> Extracts from a graphics dataset:
....

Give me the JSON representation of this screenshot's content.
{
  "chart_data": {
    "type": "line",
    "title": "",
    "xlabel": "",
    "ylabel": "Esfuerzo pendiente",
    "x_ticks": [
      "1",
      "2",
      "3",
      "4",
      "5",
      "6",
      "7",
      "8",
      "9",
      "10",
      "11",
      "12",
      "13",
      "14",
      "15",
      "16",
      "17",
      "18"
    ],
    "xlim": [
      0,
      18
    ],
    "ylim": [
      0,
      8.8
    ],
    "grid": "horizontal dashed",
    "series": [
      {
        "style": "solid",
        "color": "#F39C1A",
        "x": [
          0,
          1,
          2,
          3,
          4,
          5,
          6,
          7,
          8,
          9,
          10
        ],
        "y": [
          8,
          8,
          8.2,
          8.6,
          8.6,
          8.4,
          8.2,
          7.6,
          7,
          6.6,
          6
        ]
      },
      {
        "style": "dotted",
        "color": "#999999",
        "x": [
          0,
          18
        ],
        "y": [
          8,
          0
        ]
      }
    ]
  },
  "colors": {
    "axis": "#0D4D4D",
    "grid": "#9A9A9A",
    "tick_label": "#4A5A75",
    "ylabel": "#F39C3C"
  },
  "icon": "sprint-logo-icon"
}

....

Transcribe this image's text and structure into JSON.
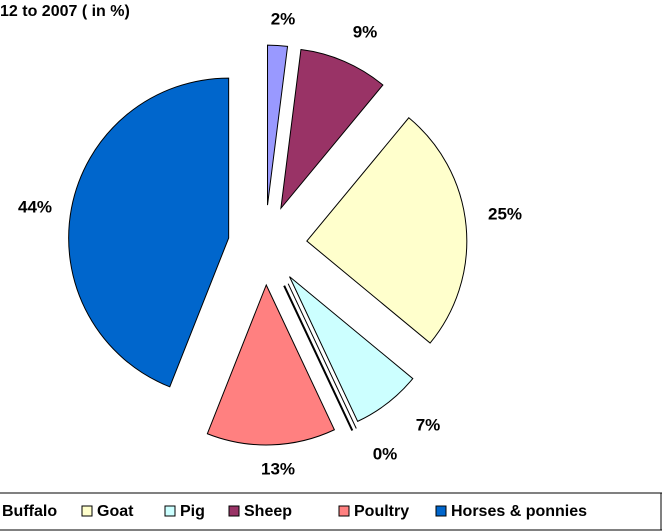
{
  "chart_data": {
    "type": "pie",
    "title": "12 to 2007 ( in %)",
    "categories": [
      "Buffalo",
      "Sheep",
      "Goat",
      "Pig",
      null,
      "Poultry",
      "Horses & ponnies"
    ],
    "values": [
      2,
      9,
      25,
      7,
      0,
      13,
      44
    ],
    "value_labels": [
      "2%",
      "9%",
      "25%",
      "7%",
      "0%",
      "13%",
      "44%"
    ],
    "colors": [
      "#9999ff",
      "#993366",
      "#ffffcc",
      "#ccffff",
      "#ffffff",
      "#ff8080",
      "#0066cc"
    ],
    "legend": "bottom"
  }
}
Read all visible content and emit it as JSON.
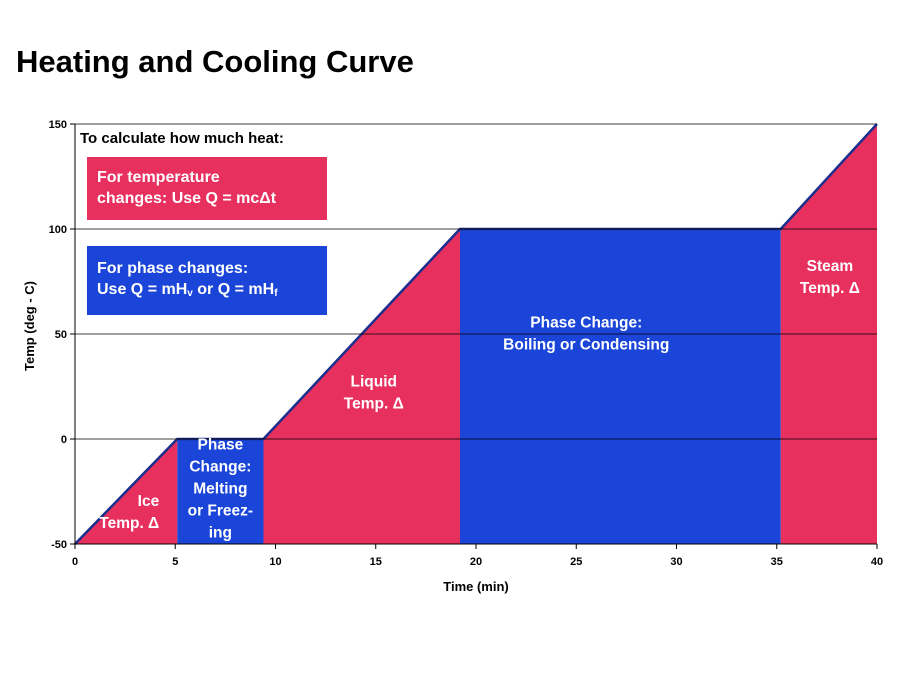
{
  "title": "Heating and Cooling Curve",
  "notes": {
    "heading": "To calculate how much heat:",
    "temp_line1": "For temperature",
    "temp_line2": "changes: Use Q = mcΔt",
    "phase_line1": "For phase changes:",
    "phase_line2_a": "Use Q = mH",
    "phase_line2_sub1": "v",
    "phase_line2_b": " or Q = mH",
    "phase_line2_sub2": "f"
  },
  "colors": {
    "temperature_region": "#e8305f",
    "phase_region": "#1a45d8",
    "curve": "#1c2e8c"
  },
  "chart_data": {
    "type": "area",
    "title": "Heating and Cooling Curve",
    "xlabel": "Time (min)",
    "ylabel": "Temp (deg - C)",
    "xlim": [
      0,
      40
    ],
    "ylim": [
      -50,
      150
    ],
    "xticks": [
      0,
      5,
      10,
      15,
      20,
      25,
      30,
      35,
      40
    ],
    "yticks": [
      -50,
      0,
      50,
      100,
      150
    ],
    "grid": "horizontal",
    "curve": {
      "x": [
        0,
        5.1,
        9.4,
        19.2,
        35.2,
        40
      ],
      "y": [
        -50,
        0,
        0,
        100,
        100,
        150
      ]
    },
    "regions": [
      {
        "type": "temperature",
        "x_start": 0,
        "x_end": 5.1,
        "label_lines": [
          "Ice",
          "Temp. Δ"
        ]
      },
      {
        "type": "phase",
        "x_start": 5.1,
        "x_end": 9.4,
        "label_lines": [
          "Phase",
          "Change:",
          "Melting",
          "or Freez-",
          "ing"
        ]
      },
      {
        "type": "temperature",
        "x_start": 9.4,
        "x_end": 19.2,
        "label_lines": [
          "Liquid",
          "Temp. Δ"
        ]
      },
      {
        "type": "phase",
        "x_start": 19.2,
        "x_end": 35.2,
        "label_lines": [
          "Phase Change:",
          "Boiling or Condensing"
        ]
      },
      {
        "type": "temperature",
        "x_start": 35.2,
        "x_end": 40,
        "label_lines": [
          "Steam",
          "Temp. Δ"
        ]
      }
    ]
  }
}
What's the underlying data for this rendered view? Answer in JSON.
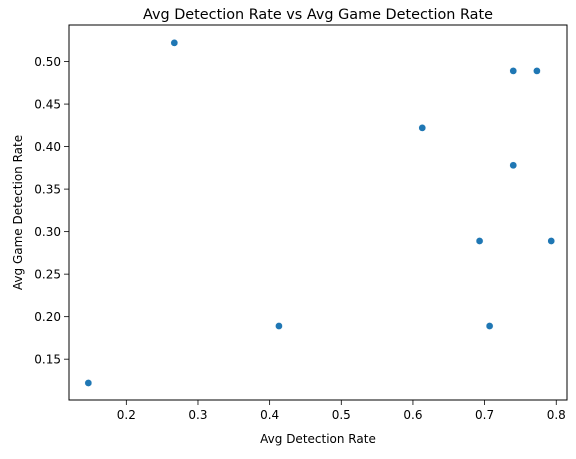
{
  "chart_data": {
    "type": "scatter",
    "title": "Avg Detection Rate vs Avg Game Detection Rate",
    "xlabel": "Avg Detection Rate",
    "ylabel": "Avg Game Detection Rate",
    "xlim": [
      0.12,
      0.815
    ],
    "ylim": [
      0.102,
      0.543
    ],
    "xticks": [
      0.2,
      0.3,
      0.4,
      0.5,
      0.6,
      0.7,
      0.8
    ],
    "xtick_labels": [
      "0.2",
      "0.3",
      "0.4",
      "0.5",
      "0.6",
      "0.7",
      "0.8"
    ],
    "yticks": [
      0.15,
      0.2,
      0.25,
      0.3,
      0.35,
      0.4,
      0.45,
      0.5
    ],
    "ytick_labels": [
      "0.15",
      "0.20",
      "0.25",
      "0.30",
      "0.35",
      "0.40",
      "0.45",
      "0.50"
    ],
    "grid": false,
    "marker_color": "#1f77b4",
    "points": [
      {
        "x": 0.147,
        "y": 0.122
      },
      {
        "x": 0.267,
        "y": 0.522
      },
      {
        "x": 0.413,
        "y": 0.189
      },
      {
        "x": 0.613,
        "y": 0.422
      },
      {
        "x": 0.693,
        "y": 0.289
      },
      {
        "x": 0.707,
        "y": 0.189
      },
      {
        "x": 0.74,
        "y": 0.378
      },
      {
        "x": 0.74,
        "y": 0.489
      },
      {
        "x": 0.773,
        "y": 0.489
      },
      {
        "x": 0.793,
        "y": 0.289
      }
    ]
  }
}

....

> Request:
From the data above, copy each line that has the string "xlabel".

> Solution to this exercise:
    "xlabel": "",
    "xlabel": "Time (min)",
    "xlabel": "Avg Detection Rate",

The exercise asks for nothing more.